[Directive]
Copy out, word for word, everything from the row containing "Identify all the" down to the row containing "sample-point: [189, 614, 192, 617]", including both of those rows.

[Entries provided]
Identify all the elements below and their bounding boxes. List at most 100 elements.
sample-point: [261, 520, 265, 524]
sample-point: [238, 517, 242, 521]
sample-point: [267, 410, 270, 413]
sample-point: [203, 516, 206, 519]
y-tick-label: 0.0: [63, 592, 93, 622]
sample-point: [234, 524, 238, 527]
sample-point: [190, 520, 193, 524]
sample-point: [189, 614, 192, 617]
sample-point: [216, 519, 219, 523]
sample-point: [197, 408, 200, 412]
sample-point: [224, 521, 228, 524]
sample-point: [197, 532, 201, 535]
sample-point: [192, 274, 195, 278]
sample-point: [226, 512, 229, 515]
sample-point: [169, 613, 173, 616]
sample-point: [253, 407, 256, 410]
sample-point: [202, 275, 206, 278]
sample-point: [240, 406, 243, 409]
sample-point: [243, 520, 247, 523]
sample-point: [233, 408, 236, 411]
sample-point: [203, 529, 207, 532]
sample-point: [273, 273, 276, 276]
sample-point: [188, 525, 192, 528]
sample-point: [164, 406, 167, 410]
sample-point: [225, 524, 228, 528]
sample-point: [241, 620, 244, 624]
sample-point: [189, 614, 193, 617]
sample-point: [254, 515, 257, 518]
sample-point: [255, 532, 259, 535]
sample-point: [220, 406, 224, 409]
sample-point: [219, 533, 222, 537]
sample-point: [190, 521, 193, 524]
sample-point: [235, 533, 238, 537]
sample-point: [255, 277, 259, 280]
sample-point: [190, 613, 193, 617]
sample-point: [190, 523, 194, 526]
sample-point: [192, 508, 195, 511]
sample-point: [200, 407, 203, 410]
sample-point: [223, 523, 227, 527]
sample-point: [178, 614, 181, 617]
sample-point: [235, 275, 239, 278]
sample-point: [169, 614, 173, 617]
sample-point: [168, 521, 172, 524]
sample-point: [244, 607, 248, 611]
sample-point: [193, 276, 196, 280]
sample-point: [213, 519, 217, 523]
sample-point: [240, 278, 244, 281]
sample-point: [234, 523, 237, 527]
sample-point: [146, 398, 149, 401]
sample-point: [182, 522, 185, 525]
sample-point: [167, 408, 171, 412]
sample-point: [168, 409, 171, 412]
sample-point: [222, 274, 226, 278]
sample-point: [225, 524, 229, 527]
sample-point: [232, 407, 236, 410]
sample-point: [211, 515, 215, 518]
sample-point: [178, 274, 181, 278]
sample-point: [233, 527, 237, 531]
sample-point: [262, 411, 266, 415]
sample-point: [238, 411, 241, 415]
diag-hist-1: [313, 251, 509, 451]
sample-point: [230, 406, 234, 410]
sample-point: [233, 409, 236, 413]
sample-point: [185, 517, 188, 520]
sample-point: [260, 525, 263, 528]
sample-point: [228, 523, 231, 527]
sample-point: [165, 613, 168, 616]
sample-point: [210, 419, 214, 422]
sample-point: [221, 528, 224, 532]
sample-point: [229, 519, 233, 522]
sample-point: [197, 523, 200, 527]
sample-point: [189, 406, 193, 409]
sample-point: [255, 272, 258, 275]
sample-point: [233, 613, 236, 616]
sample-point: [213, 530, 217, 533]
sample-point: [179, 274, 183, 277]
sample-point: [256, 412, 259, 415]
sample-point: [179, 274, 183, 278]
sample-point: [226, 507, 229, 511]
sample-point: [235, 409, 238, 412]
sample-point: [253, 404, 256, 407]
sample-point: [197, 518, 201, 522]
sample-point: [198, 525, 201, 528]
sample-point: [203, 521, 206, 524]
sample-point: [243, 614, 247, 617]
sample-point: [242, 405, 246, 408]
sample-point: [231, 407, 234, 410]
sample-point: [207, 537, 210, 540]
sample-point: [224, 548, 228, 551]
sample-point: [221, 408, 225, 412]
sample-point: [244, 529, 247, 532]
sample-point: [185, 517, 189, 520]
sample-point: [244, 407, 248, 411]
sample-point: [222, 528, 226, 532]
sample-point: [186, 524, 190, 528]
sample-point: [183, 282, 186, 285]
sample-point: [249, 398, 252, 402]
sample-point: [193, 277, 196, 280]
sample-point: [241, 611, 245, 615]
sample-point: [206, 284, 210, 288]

* * *

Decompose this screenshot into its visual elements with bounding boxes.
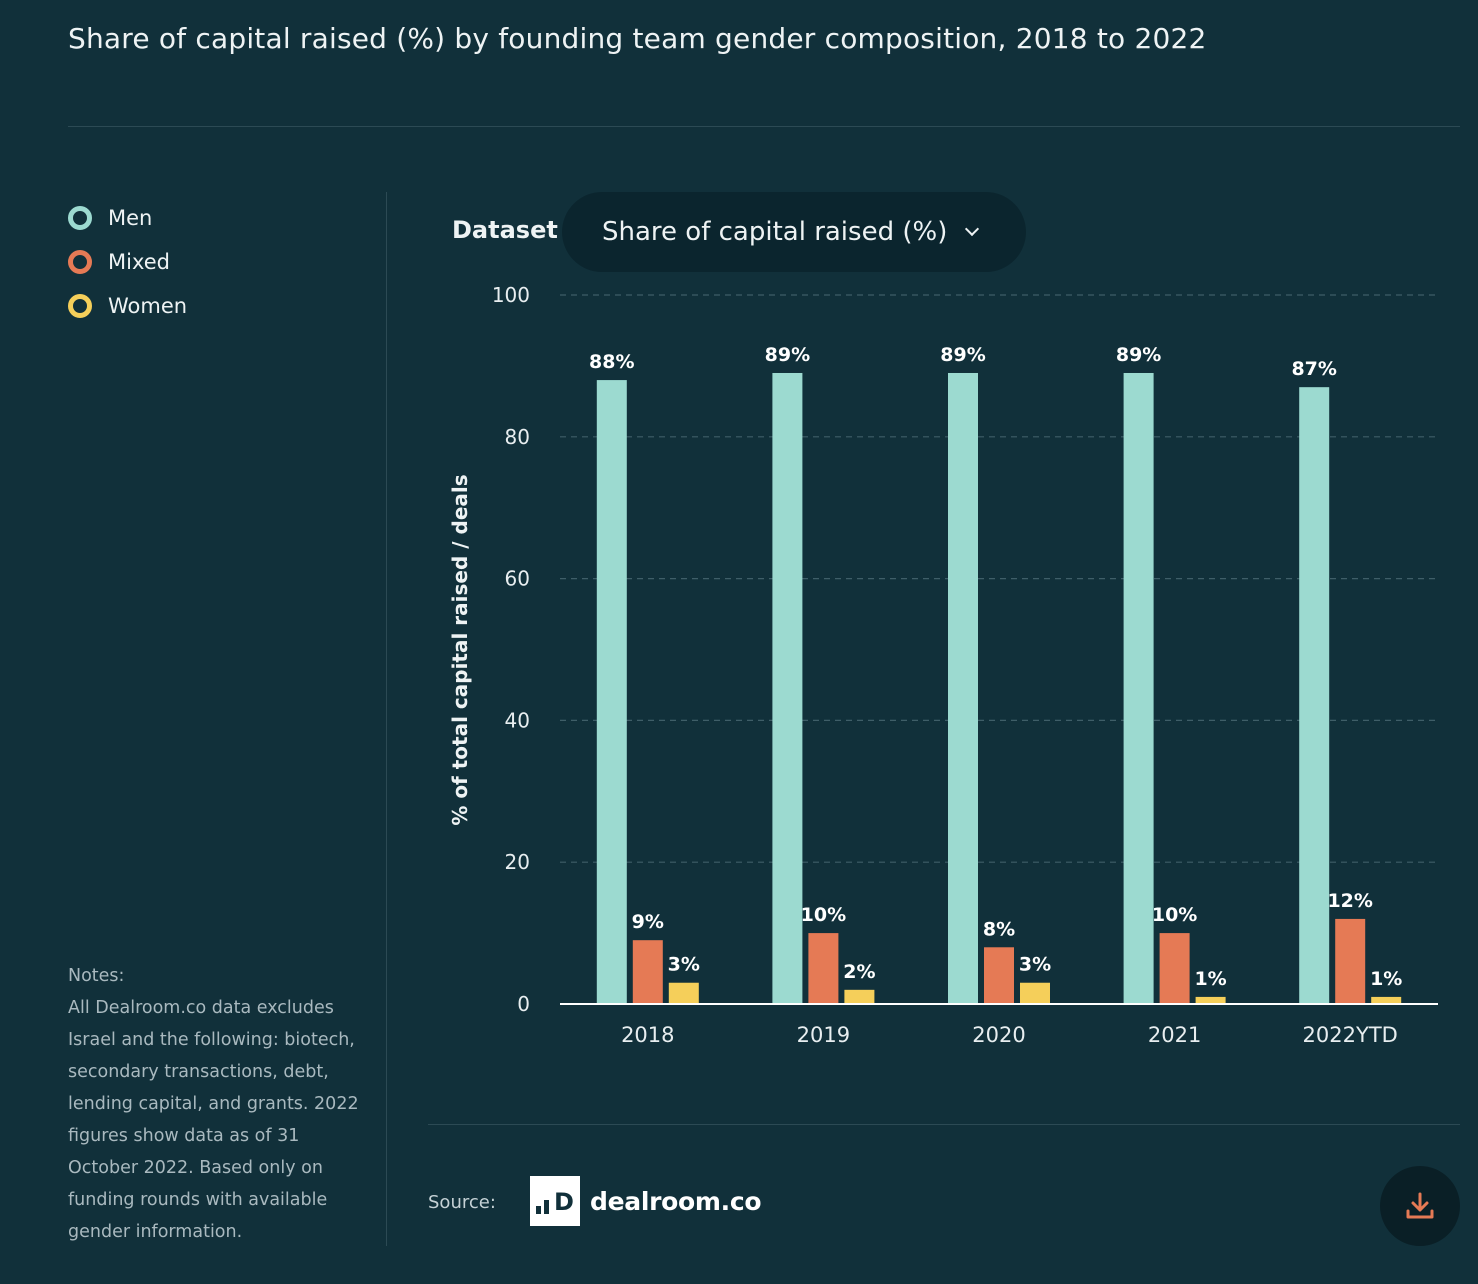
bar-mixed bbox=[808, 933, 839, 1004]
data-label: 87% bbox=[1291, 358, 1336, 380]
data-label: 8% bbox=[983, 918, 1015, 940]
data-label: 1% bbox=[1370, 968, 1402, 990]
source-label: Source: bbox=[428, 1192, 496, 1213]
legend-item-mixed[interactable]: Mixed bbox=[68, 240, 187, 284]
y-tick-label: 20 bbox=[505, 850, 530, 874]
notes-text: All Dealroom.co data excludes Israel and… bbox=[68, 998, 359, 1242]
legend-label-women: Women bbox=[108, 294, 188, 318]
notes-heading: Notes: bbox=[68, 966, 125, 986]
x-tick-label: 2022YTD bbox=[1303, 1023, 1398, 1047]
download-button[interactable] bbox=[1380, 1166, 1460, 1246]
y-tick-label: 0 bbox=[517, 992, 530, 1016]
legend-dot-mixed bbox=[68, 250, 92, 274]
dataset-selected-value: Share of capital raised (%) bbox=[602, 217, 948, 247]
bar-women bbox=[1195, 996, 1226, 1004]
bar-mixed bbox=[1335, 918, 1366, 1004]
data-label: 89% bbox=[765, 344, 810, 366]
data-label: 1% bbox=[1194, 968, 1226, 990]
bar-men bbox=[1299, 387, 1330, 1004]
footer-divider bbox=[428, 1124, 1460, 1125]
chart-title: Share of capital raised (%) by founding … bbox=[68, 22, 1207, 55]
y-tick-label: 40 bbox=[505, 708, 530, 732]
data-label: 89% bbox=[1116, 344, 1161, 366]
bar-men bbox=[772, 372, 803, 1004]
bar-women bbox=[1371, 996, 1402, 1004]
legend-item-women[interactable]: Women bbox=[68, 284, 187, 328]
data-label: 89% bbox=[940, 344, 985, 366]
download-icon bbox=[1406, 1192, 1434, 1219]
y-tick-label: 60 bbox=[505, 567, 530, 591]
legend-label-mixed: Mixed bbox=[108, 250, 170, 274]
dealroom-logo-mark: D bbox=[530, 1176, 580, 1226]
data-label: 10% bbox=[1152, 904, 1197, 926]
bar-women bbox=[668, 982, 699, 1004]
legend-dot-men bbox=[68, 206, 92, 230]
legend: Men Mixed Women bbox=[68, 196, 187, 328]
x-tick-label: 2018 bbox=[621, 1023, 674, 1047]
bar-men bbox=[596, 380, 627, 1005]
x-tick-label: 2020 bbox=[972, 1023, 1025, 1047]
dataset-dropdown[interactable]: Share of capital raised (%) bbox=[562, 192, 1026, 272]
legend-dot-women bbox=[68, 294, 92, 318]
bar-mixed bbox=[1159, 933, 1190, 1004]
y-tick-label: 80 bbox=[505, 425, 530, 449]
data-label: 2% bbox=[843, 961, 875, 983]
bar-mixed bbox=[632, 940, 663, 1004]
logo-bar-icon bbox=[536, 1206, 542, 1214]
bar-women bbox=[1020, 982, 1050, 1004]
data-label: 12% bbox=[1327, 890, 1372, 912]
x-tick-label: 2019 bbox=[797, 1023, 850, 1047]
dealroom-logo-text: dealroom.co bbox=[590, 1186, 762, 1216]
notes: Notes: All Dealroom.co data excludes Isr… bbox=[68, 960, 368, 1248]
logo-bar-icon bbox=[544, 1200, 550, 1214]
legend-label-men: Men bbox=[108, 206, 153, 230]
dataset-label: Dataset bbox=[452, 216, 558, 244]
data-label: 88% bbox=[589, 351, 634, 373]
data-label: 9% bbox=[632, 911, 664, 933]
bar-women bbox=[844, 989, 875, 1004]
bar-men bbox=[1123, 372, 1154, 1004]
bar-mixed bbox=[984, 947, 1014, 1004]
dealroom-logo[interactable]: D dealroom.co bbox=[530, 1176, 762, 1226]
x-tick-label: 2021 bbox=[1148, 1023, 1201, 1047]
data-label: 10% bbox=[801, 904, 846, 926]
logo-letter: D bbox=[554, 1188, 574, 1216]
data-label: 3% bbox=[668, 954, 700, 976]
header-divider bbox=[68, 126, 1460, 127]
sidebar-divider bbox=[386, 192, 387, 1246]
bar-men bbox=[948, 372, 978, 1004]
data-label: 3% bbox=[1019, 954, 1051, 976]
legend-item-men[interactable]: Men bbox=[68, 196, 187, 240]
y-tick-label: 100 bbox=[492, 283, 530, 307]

[Task result]
Identify all the elements below and their bounding boxes. List at most 100 elements.
sample-point: [261, 520, 265, 524]
sample-point: [238, 517, 242, 521]
sample-point: [267, 410, 270, 413]
sample-point: [203, 516, 206, 519]
y-tick-label: 0.0: [63, 592, 93, 622]
sample-point: [234, 524, 238, 527]
sample-point: [190, 520, 193, 524]
sample-point: [189, 614, 192, 617]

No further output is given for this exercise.